### Aim of the task
In your copy, reproduce the entries exactly as they are, minus the images.

Stored items:

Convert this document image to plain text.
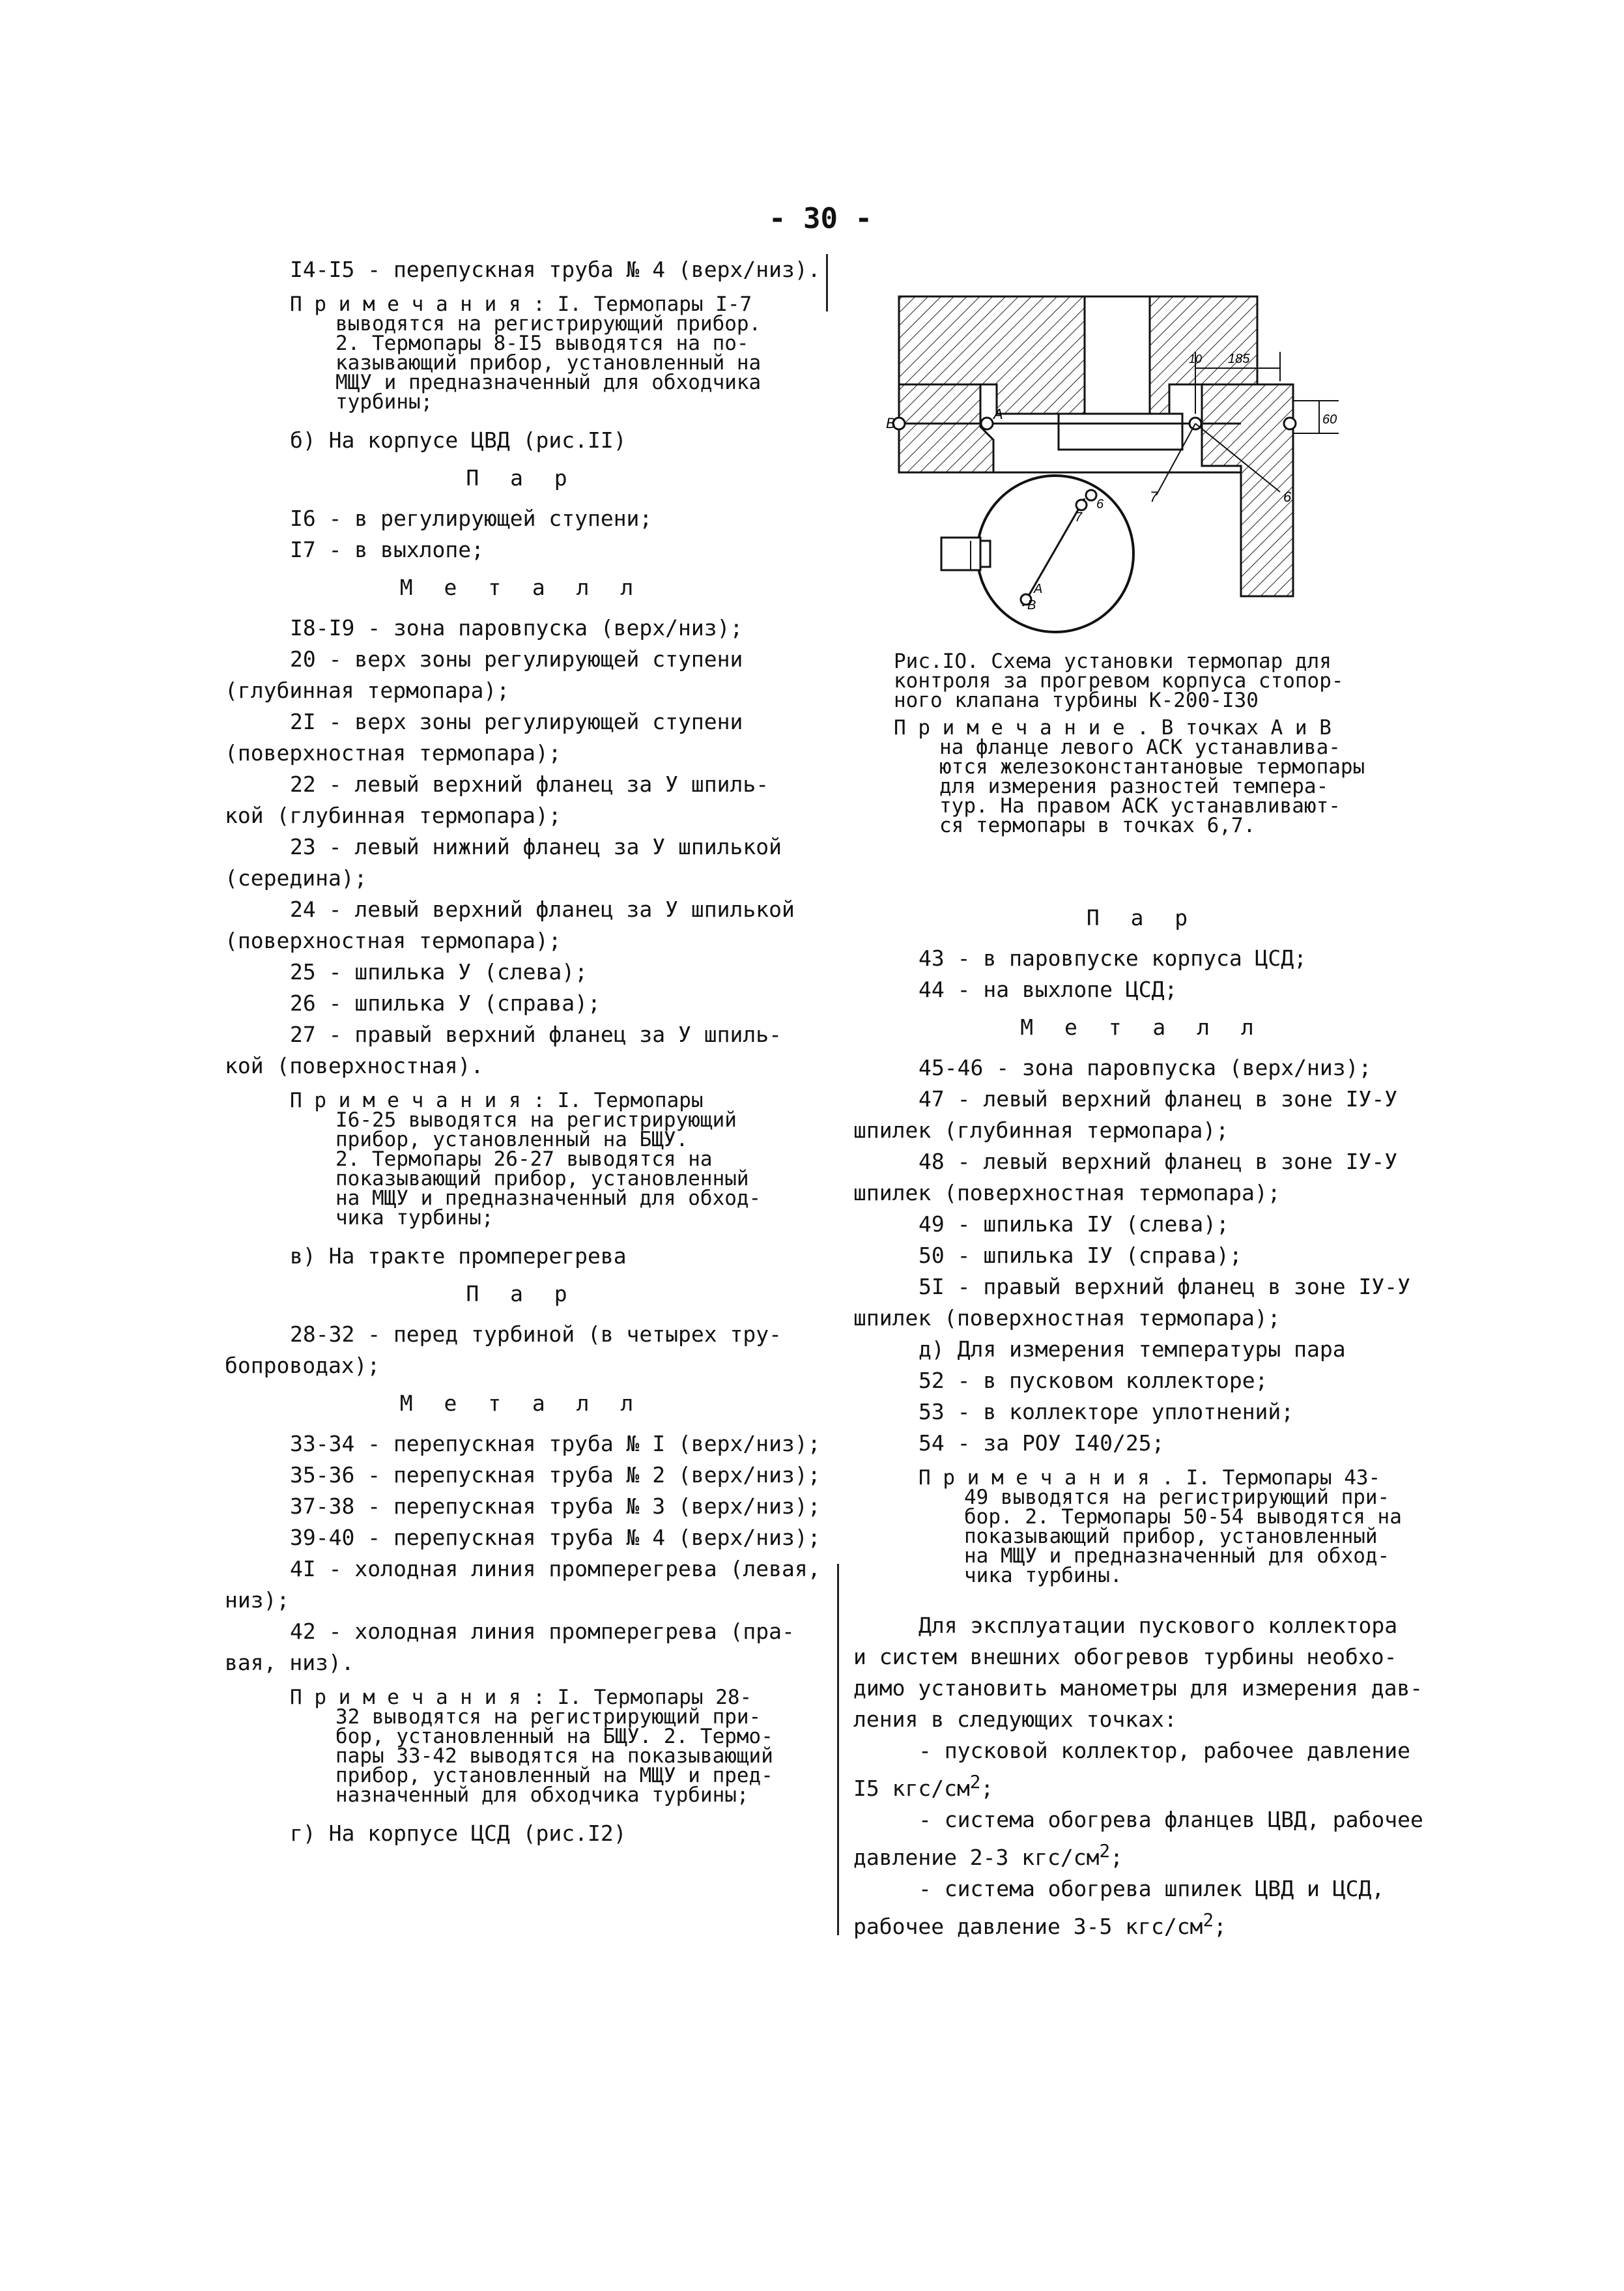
- 30 -
I4-I5 - перепускная труба № 4 (верх/низ).
П р и м е ч а н и я : I. Термопары I-7
выводятся на регистрирующий прибор.
2. Термопары 8-I5 выводятся на по-
казывающий прибор, установленный на
МЩУ и предназначенный для обходчика
турбины;
б) На корпусе ЦВД (рис.II)
П а р
I6 - в регулирующей ступени;
I7 - в выхлопе;
М е т а л л
I8-I9 - зона паровпуска (верх/низ);
20 - верх зоны регулирующей ступени
(глубинная термопара);
2I - верх зоны регулирующей ступени
(поверхностная термопара);
22 - левый верхний фланец за У шпиль-
кой (глубинная термопара);
23 - левый нижний фланец за У шпилькой
(середина);
24 - левый верхний фланец за У шпилькой
(поверхностная термопара);
25 - шпилька У (слева);
26 - шпилька У (справа);
27 - правый верхний фланец за У шпиль-
кой (поверхностная).
П р и м е ч а н и я : I. Термопары
I6-25 выводятся на регистрирующий
прибор, установленный на БЩУ.
2. Термопары 26-27 выводятся на
показывающий прибор, установленный
на МЩУ и предназначенный для обход-
чика турбины;
в) На тракте промперегрева
П а р
28-32 - перед турбиной (в четырех тру-
бопроводах);
М е т а л л
33-34 - перепускная труба № I (верх/низ);
35-36 - перепускная труба № 2 (верх/низ);
37-38 - перепускная труба № 3 (верх/низ);
39-40 - перепускная труба № 4 (верх/низ);
4I - холодная линия промперегрева (левая,
низ);
42 - холодная линия промперегрева (пра-
вая, низ).
П р и м е ч а н и я : I. Термопары 28-
32 выводятся на регистрирующий при-
бор, установленный на БЩУ. 2. Термо-
пары 33-42 выводятся на показывающий
прибор, установленный на МЩУ и пред-
назначенный для обходчика турбины;
г) На корпусе ЦСД (рис.I2)
185
10
60
В
А
7	6
А
В
7
6
Рис.IO. Схема установки термопар для
контроля за прогревом корпуса стопор-
ного клапана турбины К-200-I30
П р и м е ч а н и е . В точках А и В
на фланце левого АСК устанавлива-
ются железоконстантановые термопары
для измерения разностей темпера-
тур. На правом АСК устанавливают-
ся термопары в точках 6,7.
П а р
43 - в паровпуске корпуса ЦСД;
44 - на выхлопе ЦСД;
М е т а л л
45-46 - зона паровпуска (верх/низ);
47 - левый верхний фланец в зоне IУ-У
шпилек (глубинная термопара);
48 - левый верхний фланец в зоне IУ-У
шпилек (поверхностная термопара);
49 - шпилька IУ (слева);
50 - шпилька IУ (справа);
5I - правый верхний фланец в зоне IУ-У
шпилек (поверхностная термопара);
д) Для измерения температуры пара
52 - в пусковом коллекторе;
53 - в коллекторе уплотнений;
54 - за РОУ I40/25;
П р и м е ч а н и я . I. Термопары 43-
49 выводятся на регистрирующий при-
бор. 2. Термопары 50-54 выводятся на
показывающий прибор, установленный
на МЩУ и предназначенный для обход-
чика турбины.
Для эксплуатации пускового коллектора
и систем внешних обогревов турбины необхо-
димо установить манометры для измерения дав-
ления в следующих точках:
- пусковой коллектор, рабочее давление
I5 кгс/$см^2$;
- система обогрева фланцев ЦВД, рабочее
давление 2-3 кгс/$см^2$;
- система обогрева шпилек ЦВД и ЦСД,
рабочее давление 3-5 кгс/$см^2$;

### Output of the exercise
Convert this document image to plain text.
- 30 -
I4-I5 - перепускная труба № 4 (верх/низ).
П р и м е ч а н и я : I. Термопары I-7
выводятся на регистрирующий прибор.
2. Термопары 8-I5 выводятся на по-
казывающий прибор, установленный на
МЩУ и предназначенный для обходчика
турбины;
б) На корпусе ЦВД (рис.II)
П а р
I6 - в регулирующей ступени;
I7 - в выхлопе;
М е т а л л
I8-I9 - зона паровпуска (верх/низ);
20 - верх зоны регулирующей ступени
(глубинная термопара);
2I - верх зоны регулирующей ступени
(поверхностная термопара);
22 - левый верхний фланец за У шпиль-
кой (глубинная термопара);
23 - левый нижний фланец за У шпилькой
(середина);
24 - левый верхний фланец за У шпилькой
(поверхностная термопара);
25 - шпилька У (слева);
26 - шпилька У (справа);
27 - правый верхний фланец за У шпиль-
кой (поверхностная).
П р и м е ч а н и я : I. Термопары
I6-25 выводятся на регистрирующий
прибор, установленный на БЩУ.
2. Термопары 26-27 выводятся на
показывающий прибор, установленный
на МЩУ и предназначенный для обход-
чика турбины;
в) На тракте промперегрева
П а р
28-32 - перед турбиной (в четырех тру-
бопроводах);
М е т а л л
33-34 - перепускная труба № I (верх/низ);
35-36 - перепускная труба № 2 (верх/низ);
37-38 - перепускная труба № 3 (верх/низ);
39-40 - перепускная труба № 4 (верх/низ);
4I - холодная линия промперегрева (левая,
низ);
42 - холодная линия промперегрева (пра-
вая, низ).
П р и м е ч а н и я : I. Термопары 28-
32 выводятся на регистрирующий при-
бор, установленный на БЩУ. 2. Термо-
пары 33-42 выводятся на показывающий
прибор, установленный на МЩУ и пред-
назначенный для обходчика турбины;
г) На корпусе ЦСД (рис.I2)
185
10
60
В
А
7	6
А
В
7
6
Рис.IO. Схема установки термопар для
контроля за прогревом корпуса стопор-
ного клапана турбины К-200-I30
П р и м е ч а н и е . В точках А и В
на фланце левого АСК устанавлива-
ются железоконстантановые термопары
для измерения разностей темпера-
тур. На правом АСК устанавливают-
ся термопары в точках 6,7.
П а р
43 - в паровпуске корпуса ЦСД;
44 - на выхлопе ЦСД;
М е т а л л
45-46 - зона паровпуска (верх/низ);
47 - левый верхний фланец в зоне IУ-У
шпилек (глубинная термопара);
48 - левый верхний фланец в зоне IУ-У
шпилек (поверхностная термопара);
49 - шпилька IУ (слева);
50 - шпилька IУ (справа);
5I - правый верхний фланец в зоне IУ-У
шпилек (поверхностная термопара);
д) Для измерения температуры пара
52 - в пусковом коллекторе;
53 - в коллекторе уплотнений;
54 - за РОУ I40/25;
П р и м е ч а н и я . I. Термопары 43-
49 выводятся на регистрирующий при-
бор. 2. Термопары 50-54 выводятся на
показывающий прибор, установленный
на МЩУ и предназначенный для обход-
чика турбины.
Для эксплуатации пускового коллектора
и систем внешних обогревов турбины необхо-
димо установить манометры для измерения дав-
ления в следующих точках:
- пусковой коллектор, рабочее давление
I5 кгс/$см^2$;
- система обогрева фланцев ЦВД, рабочее
давление 2-3 кгс/$см^2$;
- система обогрева шпилек ЦВД и ЦСД,
рабочее давление 3-5 кгс/$см^2$;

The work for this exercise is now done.